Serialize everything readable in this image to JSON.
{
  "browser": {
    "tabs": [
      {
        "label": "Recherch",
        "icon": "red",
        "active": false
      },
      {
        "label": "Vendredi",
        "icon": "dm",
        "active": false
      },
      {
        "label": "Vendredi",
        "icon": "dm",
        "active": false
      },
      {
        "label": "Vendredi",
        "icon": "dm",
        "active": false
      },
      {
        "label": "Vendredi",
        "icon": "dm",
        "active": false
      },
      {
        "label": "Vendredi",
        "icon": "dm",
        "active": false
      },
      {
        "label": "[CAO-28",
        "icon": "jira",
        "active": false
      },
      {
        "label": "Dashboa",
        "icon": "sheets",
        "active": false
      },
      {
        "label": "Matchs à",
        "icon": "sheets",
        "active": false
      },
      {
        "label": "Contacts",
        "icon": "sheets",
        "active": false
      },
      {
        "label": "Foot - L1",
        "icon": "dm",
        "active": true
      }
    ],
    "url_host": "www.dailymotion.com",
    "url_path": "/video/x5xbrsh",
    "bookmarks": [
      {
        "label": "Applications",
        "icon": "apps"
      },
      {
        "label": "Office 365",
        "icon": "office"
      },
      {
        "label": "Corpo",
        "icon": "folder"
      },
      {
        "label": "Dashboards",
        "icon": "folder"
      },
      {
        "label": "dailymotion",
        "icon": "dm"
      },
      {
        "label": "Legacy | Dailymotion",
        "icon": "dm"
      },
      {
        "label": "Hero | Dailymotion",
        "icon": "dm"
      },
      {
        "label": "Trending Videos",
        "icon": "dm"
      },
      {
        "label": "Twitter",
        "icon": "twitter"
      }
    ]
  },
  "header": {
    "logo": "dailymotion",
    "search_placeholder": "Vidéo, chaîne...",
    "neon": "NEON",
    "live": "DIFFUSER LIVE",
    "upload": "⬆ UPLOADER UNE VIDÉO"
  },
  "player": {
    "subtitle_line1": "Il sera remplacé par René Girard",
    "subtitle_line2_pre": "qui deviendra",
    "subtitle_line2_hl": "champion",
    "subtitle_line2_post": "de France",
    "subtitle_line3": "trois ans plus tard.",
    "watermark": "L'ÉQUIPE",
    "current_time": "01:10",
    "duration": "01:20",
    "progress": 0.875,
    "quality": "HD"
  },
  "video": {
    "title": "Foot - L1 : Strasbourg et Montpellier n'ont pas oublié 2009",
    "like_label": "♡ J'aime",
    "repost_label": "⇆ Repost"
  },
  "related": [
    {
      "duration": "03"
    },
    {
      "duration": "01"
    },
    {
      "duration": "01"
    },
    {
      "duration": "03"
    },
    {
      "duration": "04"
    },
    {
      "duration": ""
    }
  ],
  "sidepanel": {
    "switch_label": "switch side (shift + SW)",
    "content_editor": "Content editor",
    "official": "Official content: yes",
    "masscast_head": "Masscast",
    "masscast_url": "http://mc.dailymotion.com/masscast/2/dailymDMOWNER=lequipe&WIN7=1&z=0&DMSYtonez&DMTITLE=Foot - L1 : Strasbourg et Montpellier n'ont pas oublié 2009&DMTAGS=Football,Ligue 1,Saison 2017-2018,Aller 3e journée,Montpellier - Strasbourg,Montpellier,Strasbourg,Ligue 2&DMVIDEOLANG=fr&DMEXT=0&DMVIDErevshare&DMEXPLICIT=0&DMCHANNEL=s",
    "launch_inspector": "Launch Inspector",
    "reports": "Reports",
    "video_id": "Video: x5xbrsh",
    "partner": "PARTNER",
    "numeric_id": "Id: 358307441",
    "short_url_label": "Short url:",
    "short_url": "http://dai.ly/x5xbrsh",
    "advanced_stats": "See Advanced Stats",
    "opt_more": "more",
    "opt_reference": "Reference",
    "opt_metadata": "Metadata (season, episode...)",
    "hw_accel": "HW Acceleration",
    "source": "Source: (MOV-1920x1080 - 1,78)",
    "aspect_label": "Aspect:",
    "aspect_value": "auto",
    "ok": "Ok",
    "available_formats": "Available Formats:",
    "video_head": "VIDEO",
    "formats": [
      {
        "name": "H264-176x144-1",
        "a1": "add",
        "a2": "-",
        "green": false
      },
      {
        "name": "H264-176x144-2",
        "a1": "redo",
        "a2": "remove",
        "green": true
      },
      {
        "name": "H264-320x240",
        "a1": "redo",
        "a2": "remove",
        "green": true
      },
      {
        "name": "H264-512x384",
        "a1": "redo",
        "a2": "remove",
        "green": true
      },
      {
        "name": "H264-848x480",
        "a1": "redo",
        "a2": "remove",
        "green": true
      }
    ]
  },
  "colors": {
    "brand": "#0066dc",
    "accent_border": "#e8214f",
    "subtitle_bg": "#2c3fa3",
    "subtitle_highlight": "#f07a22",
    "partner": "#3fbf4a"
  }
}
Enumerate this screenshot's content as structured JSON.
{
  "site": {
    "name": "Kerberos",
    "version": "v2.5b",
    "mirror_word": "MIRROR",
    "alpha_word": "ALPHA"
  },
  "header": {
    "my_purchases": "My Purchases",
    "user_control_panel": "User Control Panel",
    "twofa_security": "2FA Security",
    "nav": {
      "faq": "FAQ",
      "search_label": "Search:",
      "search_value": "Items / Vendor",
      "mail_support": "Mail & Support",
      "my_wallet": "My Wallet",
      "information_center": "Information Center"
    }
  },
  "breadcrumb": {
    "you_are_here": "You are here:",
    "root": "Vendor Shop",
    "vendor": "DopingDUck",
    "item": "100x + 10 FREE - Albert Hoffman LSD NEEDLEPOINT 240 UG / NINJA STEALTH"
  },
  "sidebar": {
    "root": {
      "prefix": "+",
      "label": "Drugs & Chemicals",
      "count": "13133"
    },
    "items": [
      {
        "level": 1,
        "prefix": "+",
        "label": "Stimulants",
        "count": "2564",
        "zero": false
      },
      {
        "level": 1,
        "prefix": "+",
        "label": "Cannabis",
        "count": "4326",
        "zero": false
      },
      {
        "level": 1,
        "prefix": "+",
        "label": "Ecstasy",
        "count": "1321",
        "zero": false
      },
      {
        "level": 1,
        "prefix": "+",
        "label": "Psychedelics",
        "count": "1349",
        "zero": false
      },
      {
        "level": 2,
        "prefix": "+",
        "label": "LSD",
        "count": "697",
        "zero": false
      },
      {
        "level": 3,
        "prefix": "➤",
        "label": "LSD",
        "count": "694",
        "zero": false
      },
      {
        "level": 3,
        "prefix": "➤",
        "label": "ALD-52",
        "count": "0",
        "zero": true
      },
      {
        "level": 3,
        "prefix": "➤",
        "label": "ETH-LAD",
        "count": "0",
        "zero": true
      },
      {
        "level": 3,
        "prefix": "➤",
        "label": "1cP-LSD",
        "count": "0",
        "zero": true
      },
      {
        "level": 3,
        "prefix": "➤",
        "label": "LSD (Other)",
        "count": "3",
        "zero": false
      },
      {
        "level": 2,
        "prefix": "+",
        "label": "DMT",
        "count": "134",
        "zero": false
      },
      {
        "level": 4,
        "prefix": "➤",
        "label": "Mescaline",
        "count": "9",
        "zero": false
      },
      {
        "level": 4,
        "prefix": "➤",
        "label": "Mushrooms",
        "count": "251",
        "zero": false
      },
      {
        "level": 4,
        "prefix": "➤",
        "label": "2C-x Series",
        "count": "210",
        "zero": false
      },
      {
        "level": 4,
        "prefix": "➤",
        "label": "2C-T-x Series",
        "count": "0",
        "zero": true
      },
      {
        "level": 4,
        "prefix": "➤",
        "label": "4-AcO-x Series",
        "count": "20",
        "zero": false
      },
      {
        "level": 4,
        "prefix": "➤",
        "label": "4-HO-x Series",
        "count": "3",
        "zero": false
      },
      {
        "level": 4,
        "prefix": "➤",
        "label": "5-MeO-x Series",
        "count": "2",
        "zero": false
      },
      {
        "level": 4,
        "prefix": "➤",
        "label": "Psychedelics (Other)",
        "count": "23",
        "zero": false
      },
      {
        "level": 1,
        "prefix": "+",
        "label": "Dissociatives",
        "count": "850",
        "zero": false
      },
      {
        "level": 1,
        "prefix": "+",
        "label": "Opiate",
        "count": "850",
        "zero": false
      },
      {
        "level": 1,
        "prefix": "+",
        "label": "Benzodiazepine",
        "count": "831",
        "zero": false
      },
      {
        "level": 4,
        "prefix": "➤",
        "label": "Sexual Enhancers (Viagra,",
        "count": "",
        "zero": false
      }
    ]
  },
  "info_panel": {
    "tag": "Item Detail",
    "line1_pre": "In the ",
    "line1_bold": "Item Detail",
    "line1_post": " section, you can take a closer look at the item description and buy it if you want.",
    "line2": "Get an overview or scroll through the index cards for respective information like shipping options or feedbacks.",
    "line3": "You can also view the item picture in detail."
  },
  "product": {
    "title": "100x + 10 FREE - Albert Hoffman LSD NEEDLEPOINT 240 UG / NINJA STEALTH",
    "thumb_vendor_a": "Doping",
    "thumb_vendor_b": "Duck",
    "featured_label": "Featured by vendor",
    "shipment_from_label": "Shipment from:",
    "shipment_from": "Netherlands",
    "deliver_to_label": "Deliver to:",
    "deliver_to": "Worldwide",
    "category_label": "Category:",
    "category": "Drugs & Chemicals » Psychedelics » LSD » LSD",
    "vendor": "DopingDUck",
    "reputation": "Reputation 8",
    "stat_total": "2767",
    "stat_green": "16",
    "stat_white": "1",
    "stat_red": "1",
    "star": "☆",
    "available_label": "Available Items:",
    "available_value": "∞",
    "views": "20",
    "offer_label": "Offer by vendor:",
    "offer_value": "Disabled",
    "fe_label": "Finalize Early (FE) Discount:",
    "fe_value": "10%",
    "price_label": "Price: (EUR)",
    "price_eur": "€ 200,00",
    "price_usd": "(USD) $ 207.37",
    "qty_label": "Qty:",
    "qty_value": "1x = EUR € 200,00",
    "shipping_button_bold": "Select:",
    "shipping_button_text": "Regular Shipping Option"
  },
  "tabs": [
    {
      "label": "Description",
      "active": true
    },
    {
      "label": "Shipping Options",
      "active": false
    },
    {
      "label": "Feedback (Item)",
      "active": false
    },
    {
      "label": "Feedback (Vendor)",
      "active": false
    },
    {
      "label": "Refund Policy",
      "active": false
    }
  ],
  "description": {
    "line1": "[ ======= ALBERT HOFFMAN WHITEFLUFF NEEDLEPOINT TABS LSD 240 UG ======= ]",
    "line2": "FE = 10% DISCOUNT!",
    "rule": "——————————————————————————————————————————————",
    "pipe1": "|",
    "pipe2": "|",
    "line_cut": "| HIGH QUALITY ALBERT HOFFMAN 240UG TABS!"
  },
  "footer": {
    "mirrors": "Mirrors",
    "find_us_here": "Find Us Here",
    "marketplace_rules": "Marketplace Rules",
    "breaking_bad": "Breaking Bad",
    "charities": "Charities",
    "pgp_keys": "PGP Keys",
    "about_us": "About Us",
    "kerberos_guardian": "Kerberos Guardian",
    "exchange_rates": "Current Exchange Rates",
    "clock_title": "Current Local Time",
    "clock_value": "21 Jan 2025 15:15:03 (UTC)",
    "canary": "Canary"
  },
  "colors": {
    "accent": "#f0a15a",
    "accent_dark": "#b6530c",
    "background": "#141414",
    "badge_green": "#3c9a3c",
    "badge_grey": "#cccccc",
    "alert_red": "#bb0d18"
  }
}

▶ WHAT IS BEING ASKED: Report only how many lines in the records contain the word "http".

▶ OUTPUT OF THE TASK: 2